• _Task instructions_:
1/ Can you duplicate everything in the Mali crisis article from "The UN humanitarian" down to "million for refugees."?
2/ Could you finish out the next part of the Mali crisis article, picking up right after its final sentence?

GENEVA -- A crisis of huge proportions is brewing in Mali that could spread throughout the nine-nation Sahel region of northern Africa and beyond due to insufficient humanitarian aid for millions of people, top UN and U.S. officials said Friday.

Mali recently experienced a coup that emboldened rebels to seize the country's north. Islamist and other insurgent rebel factions have since been fighting each other as they try to keep ahold of northern Mali. The violence, and the imposition of harsh Islamic law in some areas, has forced many residents to flee their homes.

The officials warned that widespread hunger, displacement, insecurity, political unrest and other factors in Mali are putting countless lives at risk -- and setting the stage for a global headache.

"There is a very serious threat for peace and security, not only for the whole region but, in my opinion, with global implications," UN High Commissioner for Refugees Antonio Guterres told reporters at the UN in Geneva. "We are witnessing in the Sahel a dramatic humanitarian situation."

Guterres appeared a press conference beside U.S. Assistant Secretary of State Anne Richard, who oversees population, refugees and migration. They had just returned from a trip to visit Malian refugees in Burkina Faso.

Guterres said 260,000 Malian refugees have fled for neighbouring Mauritania, Niger and Burkina Faso, which have kept their borders open and shared their food supplies despite the dire hunger crisis they face within their own nations. Some 200,000 people also have been displaced within Mali, facing dire conditions.

The UN humanitarian office says 18 million people already face severe hunger and malnutrition in the Sahel region. In Mali, many of those in need are beyond the reach of aid workers, the two officials said.

"The United States is very concerned about the crisis, and we're also concerned that's there not sufficient resources going to it," said Richard, adding the U.S. has contributed $355 million of aid and food to countries in the Sahel, including $34.5 million for refugees.

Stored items
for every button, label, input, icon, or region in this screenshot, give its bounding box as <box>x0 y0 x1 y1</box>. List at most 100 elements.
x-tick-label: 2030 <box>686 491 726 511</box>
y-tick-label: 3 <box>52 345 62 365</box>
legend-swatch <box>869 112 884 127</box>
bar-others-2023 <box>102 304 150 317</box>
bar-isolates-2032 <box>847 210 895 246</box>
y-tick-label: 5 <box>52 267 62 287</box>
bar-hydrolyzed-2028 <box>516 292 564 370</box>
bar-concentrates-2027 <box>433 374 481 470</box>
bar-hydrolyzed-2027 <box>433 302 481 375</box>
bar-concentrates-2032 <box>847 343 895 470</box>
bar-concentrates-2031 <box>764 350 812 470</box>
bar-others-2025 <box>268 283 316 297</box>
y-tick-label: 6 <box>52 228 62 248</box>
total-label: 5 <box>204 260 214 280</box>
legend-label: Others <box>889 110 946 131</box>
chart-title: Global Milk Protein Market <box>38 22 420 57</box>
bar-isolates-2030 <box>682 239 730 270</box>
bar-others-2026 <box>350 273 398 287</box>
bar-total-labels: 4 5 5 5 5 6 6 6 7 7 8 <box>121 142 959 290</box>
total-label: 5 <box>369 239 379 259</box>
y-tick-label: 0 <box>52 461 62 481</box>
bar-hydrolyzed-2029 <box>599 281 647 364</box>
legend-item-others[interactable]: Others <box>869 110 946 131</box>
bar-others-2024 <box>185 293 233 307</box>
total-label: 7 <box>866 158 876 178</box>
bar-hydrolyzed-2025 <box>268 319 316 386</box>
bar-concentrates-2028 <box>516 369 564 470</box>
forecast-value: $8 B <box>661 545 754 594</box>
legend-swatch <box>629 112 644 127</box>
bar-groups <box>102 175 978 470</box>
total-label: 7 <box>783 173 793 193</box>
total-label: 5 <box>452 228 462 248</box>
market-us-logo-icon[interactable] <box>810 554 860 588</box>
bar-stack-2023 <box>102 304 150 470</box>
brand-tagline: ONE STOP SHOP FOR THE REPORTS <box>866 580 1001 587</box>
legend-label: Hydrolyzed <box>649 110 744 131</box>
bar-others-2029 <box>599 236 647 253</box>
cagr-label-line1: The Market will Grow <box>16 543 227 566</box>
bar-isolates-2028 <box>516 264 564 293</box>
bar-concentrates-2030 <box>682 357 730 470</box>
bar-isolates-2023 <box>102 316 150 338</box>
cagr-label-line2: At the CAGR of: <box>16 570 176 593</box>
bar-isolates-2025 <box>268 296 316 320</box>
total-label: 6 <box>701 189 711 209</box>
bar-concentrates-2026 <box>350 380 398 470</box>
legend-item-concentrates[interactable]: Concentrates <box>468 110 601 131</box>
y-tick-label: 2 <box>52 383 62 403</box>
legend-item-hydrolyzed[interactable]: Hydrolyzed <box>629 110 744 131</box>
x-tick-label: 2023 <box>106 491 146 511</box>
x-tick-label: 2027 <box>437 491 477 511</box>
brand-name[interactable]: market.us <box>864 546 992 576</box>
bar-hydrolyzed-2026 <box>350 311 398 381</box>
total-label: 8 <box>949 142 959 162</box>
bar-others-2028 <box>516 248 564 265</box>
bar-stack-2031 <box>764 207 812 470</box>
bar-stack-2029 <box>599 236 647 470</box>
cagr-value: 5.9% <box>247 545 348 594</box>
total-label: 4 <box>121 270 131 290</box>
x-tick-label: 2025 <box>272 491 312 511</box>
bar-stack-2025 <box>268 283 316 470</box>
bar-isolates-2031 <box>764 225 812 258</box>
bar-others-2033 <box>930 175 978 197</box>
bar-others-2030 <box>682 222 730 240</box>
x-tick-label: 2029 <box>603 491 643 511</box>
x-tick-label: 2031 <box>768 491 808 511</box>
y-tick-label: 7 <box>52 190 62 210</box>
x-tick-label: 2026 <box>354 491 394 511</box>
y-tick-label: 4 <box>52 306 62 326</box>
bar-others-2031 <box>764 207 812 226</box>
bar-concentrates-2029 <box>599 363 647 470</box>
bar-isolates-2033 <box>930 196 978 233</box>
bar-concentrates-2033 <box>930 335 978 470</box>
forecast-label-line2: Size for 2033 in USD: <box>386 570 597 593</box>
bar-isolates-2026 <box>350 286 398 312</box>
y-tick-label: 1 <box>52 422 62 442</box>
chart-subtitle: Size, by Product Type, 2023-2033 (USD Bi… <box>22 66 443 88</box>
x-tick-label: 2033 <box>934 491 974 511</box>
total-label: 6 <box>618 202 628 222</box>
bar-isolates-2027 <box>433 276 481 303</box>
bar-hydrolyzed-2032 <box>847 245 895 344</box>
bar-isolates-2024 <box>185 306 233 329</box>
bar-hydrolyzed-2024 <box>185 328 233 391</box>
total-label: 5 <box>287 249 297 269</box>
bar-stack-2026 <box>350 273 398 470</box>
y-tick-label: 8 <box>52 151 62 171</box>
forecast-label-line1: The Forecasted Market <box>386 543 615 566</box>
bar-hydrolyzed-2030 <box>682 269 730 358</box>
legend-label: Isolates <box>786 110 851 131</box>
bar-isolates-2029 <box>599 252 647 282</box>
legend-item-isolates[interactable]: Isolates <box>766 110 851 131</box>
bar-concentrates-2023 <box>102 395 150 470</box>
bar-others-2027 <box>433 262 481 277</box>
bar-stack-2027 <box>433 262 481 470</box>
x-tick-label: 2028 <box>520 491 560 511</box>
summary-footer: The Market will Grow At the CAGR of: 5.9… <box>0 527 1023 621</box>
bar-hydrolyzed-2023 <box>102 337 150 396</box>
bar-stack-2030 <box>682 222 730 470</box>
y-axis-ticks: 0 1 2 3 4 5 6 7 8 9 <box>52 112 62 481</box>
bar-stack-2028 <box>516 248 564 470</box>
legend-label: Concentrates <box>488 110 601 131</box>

• _Task results_:
1/
The UN humanitarian office says 18 million people already face severe hunger and malnutrition in the Sahel region. In Mali, many of those in need are beyond the reach of aid workers, the two officials said.

"The United States is very concerned about the crisis, and we're also concerned that's there not sufficient resources going to it," said Richard, adding the U.S. has contributed $355 million of aid and food to countries in the Sahel, including $34.5 million for refugees.

2/
A group of middle-ranking soldiers toppled Mali's democratically elected president in March. After international pressure, they allowed an interim president to be named in April. But in May, that interim leader, Dioncounda Traore, was beaten up by a group of protesters, and left the country for medical treatment. He returned last week.

The initial coup gave insurgents in Mali an opening. Ethnic Tuareg rebels seeking secession took control of the country's north -- an area larger than France -- but were driven out in June by extremist Islamists with links to al-Qaida who vowed to introduce an ultra-strict interpretation of Islamic law.

Guterres said the threat goes "far beyond northern Mali" partly because many of the heavily armed fighters there have come from Libya, where they had been in the army and militias that supported the late Libyan dictator Moammar Gadhafi, and others have come from Nigeria, Somalia and Afghanistan.

The crisis in Mali could become conflated with the unrest in Sudan-South Sudan, Somalia and even Yemen, he said.

"So if proper humanitarian assistance is not provided, and if a political solution is not found, the risk of this conflict to go far beyond Mali is, in my opinion, enormous," Guterres said. "And the implications are very serious for the whole region. Let's not forget that many of the states of this region are very fragile."